● **Request**
Go through the material below and copy each line where the word "Germany" appears.

● **Provided records**
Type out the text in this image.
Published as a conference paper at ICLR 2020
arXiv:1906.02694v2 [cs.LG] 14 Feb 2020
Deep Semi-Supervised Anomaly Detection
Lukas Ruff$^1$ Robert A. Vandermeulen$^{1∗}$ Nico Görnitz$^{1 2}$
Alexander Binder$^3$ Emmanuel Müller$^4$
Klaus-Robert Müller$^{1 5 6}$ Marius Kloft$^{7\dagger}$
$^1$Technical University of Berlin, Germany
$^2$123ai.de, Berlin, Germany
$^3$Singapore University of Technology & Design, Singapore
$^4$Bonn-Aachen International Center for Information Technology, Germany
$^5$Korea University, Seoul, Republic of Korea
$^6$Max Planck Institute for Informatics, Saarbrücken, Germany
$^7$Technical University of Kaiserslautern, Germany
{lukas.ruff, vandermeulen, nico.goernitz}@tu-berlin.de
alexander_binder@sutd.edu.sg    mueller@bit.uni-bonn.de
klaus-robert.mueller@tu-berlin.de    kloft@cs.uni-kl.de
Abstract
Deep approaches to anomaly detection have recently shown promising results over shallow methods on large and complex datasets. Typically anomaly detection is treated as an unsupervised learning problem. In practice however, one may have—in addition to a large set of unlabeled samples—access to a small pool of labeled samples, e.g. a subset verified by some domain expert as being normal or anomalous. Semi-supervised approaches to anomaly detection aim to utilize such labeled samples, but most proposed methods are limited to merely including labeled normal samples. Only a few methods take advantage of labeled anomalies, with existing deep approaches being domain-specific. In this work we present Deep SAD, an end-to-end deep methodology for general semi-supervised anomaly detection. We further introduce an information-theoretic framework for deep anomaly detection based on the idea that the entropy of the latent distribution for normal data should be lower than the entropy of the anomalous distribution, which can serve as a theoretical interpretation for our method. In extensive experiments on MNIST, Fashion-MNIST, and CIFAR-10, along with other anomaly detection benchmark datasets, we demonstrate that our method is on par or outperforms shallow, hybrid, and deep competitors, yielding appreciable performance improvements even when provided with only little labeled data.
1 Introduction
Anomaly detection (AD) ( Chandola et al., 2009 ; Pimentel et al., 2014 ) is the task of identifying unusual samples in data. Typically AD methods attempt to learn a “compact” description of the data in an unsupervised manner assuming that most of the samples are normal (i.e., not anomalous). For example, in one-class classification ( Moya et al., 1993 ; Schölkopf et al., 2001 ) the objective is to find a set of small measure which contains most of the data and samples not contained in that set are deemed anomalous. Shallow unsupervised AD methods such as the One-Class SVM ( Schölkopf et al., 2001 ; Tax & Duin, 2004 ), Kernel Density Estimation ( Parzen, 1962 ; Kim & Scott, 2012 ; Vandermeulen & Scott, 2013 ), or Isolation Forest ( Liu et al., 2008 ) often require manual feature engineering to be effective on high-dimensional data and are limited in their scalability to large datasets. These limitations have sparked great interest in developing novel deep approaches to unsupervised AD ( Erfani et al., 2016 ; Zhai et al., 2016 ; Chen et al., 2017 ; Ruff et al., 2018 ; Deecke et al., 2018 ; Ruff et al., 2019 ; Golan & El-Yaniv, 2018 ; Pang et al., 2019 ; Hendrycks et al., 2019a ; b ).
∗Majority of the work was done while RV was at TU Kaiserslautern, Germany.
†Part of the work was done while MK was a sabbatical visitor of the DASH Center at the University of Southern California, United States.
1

● **Completed task**
$^1$Technical University of Berlin, Germany
$^2$123ai.de, Berlin, Germany
$^4$Bonn-Aachen International Center for Information Technology, Germany
$^6$Max Planck Institute for Informatics, Saarbrücken, Germany
$^7$Technical University of Kaiserslautern, Germany
∗Majority of the work was done while RV was at TU Kaiserslautern, Germany.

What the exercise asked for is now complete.